◆ WHAT YOU SHOULD DO ◆
Gather each line in the entries that includes the string "letter".

◆ Records from a data collection ◆

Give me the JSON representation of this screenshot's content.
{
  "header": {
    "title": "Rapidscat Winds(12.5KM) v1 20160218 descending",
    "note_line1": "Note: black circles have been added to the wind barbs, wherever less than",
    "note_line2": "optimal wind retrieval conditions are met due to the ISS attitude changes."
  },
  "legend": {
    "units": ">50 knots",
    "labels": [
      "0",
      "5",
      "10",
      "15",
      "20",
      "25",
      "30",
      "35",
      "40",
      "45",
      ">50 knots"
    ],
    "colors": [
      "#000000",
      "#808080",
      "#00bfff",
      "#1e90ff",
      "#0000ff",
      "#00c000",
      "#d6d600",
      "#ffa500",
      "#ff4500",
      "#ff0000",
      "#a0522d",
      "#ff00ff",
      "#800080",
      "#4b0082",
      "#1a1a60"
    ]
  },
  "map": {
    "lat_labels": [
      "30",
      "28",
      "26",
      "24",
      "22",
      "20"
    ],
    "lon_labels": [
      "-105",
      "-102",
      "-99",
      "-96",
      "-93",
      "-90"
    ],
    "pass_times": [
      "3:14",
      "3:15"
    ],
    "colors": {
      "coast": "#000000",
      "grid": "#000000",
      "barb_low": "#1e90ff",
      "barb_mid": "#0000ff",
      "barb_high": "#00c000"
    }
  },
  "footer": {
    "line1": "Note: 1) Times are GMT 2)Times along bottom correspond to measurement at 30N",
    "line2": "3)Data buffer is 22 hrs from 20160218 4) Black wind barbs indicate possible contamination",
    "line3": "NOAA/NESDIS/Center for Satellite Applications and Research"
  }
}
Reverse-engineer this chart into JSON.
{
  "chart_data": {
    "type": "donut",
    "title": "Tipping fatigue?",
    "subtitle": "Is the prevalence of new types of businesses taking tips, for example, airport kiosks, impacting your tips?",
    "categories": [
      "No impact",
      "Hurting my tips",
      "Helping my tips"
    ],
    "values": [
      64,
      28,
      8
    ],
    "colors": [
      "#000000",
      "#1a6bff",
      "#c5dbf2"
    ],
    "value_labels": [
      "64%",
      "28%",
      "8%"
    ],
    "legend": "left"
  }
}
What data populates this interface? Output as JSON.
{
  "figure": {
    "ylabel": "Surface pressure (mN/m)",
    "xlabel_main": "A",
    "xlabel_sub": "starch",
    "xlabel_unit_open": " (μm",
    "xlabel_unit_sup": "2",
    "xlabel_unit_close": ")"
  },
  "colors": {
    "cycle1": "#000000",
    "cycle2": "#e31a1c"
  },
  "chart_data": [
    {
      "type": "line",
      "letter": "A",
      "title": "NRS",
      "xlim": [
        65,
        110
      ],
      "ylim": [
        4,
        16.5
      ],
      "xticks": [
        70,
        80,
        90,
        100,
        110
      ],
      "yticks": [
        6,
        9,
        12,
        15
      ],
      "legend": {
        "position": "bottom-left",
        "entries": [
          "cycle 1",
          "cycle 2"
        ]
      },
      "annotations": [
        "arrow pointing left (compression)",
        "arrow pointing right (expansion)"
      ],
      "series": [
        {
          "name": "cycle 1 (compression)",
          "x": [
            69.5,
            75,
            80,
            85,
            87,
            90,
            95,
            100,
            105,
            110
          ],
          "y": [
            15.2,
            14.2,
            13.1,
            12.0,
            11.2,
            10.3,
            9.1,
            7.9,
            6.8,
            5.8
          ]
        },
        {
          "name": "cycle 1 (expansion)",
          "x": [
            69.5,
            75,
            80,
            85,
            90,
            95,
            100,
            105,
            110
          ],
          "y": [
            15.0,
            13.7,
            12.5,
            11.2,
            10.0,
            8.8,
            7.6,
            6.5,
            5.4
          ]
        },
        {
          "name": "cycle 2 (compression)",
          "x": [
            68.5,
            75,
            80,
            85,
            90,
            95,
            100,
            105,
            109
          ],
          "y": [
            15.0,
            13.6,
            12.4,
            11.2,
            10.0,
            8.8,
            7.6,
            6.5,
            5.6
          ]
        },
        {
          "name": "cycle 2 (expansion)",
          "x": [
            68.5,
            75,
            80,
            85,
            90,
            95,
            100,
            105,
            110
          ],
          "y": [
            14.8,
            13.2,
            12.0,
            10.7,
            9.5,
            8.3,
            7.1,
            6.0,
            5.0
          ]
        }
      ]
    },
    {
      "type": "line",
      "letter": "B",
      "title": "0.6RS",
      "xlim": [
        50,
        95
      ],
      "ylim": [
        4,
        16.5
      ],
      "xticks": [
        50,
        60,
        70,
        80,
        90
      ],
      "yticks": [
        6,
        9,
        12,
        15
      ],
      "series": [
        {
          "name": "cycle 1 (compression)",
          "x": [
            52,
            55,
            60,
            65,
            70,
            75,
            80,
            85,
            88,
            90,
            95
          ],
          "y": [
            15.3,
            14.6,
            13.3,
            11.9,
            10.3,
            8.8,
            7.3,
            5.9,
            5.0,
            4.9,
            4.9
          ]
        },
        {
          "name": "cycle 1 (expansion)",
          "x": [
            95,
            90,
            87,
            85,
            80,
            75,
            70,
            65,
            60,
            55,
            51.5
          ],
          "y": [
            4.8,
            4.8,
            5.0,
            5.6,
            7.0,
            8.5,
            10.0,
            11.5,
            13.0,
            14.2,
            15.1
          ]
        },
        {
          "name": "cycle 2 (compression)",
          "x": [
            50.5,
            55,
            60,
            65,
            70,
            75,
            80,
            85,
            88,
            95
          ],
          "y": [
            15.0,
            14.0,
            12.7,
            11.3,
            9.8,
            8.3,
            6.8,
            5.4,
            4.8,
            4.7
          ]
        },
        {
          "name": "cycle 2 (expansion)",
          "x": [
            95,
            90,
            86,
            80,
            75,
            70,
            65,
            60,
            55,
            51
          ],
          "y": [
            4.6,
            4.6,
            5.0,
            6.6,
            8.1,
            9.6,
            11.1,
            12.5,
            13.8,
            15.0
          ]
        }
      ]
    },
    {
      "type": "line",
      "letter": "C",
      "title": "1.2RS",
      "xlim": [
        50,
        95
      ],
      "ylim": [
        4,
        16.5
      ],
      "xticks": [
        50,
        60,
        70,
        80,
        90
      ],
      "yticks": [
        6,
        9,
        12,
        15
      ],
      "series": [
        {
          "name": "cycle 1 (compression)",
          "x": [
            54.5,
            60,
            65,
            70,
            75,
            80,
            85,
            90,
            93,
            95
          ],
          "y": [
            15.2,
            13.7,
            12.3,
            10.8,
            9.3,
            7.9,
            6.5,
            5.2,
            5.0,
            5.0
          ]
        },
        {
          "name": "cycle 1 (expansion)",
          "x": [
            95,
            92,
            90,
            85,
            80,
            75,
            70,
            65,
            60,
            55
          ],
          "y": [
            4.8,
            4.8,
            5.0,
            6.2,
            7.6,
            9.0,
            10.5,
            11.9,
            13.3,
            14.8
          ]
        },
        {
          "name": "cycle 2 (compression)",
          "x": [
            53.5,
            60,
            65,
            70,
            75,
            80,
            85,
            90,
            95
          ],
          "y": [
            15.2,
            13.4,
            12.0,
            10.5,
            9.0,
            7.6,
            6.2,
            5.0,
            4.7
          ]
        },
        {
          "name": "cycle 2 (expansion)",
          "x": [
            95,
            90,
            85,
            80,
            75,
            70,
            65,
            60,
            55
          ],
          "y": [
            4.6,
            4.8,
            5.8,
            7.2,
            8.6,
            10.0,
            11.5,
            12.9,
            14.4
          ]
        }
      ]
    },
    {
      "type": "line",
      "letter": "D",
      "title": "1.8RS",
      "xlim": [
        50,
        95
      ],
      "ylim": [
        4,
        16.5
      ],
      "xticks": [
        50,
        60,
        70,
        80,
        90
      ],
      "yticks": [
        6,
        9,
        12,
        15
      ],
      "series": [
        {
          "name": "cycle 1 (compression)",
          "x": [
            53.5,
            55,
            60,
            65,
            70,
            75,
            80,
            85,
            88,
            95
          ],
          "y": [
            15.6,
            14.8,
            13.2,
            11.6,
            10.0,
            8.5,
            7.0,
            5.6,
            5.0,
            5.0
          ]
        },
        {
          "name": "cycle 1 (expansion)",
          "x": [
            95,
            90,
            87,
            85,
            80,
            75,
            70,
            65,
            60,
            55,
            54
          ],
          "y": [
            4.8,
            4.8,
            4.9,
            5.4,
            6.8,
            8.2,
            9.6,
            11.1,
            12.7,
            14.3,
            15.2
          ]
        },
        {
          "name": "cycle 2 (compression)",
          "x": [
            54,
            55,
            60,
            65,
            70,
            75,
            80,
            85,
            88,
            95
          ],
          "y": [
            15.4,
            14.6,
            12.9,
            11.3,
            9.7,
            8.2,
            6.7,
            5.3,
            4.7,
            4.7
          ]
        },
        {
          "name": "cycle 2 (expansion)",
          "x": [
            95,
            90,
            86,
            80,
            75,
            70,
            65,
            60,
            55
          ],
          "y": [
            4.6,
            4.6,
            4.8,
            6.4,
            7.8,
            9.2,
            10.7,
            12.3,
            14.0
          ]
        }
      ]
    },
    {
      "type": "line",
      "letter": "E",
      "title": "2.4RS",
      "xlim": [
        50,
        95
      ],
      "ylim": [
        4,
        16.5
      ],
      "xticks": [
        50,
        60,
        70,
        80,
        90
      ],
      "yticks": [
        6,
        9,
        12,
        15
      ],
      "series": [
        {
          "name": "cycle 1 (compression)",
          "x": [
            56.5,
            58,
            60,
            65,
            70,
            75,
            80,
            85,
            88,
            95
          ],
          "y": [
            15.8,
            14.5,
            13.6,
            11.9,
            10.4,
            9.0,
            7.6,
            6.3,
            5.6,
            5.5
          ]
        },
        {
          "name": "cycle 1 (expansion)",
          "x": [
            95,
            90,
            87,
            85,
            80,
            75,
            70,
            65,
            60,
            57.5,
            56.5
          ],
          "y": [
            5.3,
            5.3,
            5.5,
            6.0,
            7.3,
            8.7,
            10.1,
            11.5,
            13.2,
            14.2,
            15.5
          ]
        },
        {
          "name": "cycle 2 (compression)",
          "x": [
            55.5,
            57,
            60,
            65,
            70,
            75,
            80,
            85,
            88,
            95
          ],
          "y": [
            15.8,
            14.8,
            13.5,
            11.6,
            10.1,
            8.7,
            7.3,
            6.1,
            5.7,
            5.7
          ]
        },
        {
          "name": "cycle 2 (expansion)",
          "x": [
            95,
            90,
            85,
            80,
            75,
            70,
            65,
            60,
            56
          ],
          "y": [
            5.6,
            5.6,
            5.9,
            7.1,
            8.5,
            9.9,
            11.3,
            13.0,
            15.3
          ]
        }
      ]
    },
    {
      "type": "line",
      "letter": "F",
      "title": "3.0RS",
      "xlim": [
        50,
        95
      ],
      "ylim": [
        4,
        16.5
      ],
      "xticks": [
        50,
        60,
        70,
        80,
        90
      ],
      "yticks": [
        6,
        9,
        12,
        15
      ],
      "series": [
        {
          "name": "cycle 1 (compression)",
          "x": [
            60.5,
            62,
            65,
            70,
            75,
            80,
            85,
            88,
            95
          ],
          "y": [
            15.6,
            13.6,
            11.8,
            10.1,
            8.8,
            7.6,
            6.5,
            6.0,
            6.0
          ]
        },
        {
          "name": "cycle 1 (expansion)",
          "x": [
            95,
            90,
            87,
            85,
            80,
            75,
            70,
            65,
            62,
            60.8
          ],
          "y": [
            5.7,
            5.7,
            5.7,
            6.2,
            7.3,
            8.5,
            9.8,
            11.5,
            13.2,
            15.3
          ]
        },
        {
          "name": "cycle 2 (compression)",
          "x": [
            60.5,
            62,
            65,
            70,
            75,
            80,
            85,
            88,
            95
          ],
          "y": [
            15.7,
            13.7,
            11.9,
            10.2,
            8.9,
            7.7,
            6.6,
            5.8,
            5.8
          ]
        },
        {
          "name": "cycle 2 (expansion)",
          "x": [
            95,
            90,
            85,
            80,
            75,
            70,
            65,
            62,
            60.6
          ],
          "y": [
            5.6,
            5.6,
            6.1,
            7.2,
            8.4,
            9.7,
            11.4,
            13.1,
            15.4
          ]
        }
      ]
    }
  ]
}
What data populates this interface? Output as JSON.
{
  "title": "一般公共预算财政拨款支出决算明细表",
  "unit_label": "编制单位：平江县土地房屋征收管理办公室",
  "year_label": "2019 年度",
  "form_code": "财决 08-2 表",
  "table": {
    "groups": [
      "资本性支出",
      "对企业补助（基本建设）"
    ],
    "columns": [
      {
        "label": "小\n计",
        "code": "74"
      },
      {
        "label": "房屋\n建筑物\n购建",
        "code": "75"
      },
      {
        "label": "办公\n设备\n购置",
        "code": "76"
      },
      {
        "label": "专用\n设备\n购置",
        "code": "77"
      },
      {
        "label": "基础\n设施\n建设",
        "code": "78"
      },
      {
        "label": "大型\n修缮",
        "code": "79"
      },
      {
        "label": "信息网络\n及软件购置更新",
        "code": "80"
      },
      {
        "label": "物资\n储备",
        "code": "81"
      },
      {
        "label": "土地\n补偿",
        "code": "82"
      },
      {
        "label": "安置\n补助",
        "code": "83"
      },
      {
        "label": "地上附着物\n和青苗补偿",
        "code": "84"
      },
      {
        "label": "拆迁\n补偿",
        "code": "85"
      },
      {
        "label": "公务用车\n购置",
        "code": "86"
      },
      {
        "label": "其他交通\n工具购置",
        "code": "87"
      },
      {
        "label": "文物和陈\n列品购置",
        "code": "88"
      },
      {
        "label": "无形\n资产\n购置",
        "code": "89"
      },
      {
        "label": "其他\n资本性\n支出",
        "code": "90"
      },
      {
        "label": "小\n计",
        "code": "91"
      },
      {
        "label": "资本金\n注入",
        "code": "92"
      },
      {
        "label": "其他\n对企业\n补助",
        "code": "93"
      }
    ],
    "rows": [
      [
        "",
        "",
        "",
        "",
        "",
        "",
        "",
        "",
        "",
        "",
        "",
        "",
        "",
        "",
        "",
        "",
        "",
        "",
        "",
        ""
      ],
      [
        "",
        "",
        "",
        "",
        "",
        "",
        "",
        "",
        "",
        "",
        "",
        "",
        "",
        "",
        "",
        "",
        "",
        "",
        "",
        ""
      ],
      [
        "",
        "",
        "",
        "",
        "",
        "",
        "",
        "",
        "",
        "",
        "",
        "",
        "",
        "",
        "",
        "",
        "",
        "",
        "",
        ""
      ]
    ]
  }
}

◆ FULL SOLUTION ◆
      "letter": "A",
      "letter": "B",
      "letter": "C",
      "letter": "D",
      "letter": "E",
      "letter": "F",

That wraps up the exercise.